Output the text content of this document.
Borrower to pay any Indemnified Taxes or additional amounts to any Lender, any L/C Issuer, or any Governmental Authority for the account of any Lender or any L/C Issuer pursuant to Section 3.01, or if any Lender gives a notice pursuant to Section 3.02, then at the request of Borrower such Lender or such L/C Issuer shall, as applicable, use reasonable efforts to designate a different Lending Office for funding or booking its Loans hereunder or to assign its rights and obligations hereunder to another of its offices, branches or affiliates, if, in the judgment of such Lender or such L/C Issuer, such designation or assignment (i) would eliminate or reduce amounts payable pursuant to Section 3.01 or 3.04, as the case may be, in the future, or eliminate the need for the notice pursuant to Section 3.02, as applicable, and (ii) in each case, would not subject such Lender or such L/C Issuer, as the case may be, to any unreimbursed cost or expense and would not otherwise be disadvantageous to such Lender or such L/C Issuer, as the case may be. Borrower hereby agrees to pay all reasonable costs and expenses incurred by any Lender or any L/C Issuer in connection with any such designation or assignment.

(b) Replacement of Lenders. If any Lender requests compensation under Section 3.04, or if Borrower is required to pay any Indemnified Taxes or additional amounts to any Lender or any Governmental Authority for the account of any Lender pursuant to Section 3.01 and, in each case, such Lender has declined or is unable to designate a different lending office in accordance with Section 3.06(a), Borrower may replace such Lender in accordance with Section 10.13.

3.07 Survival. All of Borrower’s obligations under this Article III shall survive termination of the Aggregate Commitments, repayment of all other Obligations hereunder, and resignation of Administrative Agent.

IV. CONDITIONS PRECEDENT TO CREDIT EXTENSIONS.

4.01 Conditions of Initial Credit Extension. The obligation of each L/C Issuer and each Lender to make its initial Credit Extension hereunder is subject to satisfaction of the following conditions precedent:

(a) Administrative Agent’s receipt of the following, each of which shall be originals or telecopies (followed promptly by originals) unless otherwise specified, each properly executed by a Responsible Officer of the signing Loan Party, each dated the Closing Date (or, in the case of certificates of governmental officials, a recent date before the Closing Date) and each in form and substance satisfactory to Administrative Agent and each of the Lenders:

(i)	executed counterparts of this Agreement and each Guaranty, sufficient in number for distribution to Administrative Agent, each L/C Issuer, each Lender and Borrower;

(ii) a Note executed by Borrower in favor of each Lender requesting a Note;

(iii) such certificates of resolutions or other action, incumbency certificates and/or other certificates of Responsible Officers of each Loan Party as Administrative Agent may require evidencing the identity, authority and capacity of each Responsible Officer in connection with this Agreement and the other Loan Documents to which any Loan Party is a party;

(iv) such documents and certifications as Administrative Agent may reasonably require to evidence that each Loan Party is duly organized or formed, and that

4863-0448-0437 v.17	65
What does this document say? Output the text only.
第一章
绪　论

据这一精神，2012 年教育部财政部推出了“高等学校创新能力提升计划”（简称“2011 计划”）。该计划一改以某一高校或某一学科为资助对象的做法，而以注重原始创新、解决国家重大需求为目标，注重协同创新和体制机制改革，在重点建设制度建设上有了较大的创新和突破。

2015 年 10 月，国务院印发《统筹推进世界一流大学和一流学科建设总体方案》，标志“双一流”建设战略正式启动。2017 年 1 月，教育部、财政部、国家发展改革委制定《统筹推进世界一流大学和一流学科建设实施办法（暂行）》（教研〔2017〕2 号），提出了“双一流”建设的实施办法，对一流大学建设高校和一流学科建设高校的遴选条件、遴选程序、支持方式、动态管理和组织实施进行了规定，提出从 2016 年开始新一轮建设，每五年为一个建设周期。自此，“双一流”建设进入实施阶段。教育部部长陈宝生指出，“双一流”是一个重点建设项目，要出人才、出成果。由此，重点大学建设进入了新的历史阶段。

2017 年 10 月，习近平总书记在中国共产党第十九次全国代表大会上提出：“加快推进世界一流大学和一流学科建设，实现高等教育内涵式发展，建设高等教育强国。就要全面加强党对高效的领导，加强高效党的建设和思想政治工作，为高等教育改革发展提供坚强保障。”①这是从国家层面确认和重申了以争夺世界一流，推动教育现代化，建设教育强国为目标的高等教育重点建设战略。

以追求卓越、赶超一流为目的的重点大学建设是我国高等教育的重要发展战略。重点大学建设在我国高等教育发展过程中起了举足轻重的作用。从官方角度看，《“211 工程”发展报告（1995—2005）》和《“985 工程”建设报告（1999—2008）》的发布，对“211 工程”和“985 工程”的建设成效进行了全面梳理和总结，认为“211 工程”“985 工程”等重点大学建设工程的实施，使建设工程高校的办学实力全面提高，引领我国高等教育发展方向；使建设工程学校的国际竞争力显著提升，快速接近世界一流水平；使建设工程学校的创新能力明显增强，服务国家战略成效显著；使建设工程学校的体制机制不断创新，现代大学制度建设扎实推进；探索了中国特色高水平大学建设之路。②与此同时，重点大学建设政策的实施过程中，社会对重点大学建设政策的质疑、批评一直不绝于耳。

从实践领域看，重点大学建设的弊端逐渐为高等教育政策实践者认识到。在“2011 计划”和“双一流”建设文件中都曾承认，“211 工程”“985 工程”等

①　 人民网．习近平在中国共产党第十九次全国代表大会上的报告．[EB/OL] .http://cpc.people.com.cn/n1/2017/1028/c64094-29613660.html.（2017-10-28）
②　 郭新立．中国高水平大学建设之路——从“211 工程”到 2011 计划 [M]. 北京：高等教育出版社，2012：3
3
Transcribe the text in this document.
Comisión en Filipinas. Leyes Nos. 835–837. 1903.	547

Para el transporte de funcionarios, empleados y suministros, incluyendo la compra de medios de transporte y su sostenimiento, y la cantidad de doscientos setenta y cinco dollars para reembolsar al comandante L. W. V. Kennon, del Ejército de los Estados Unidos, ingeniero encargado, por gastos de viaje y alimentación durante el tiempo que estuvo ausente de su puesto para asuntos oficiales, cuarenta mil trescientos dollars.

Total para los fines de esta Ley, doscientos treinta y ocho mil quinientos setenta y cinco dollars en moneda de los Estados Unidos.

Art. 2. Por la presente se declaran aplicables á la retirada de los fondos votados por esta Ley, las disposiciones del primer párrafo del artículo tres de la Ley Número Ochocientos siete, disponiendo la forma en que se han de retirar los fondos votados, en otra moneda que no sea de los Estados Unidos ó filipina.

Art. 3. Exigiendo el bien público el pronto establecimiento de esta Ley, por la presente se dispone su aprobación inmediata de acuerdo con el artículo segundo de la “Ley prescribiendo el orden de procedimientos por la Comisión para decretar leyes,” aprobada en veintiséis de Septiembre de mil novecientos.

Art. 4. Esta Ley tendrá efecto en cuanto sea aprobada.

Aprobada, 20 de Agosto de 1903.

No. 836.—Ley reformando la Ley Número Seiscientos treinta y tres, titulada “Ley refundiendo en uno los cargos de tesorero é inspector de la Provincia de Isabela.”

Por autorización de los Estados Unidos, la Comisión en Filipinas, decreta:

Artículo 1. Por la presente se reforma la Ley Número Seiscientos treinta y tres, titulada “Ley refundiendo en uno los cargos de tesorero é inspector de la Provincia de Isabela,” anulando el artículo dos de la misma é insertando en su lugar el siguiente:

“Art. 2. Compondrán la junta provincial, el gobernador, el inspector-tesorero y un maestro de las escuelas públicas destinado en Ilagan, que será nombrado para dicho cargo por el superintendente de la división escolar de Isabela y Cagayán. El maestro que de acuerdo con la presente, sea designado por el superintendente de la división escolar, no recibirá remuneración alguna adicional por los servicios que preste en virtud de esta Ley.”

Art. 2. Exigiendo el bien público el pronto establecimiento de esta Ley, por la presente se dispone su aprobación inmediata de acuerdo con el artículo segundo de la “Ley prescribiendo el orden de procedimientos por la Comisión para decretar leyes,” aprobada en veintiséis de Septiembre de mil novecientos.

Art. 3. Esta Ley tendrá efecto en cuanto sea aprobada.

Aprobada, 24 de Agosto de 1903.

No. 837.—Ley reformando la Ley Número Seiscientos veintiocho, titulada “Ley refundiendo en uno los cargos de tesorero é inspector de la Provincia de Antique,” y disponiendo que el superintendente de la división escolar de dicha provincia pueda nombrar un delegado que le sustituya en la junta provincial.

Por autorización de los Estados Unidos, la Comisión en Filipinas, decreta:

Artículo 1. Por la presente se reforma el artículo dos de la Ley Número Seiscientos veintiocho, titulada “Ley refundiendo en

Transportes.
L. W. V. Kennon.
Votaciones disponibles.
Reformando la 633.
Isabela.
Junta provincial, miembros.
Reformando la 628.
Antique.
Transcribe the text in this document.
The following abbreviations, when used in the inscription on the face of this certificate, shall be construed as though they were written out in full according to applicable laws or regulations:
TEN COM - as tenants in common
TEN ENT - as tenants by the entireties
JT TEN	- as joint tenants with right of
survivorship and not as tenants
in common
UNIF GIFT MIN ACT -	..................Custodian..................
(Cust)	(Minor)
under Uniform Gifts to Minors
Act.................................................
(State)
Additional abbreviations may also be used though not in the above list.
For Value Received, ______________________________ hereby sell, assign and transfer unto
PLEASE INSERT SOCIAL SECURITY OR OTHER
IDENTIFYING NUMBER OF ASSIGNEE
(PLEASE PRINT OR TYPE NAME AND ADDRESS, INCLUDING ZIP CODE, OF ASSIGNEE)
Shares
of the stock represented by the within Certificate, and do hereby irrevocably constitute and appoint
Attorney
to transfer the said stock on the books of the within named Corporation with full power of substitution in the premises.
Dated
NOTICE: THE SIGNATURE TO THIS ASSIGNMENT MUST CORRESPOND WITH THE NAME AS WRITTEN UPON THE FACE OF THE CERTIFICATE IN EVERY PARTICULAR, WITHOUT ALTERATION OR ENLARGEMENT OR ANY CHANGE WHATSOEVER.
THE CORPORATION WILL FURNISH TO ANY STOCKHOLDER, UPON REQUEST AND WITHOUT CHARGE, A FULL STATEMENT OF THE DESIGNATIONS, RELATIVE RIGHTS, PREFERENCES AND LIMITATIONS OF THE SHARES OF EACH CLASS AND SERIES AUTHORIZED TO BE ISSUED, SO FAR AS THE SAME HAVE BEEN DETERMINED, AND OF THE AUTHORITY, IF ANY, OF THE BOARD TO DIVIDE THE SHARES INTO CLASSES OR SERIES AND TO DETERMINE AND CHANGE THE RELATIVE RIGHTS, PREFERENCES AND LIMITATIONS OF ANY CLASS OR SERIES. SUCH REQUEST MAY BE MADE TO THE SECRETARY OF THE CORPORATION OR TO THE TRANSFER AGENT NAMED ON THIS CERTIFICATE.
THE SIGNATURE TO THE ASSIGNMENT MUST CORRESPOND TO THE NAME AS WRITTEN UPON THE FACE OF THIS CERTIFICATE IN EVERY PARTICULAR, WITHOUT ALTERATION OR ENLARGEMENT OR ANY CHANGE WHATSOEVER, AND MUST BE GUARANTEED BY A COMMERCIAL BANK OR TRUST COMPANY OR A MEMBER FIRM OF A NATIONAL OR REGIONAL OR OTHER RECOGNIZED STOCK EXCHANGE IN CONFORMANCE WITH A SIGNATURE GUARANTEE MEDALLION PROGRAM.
========
Using the records above, select and copy every line that has the word "moneda".

Total para los fines de esta Ley, doscientos treinta y ocho mil quinientos setenta y cinco dollars en moneda de los Estados Unidos.
Art. 2. Por la presente se declaran aplicables á la retirada de los fondos votados por esta Ley, las disposiciones del primer párrafo del artículo tres de la Ley Número Ochocientos siete, disponiendo la forma en que se han de retirar los fondos votados, en otra moneda que no sea de los Estados Unidos ó filipina.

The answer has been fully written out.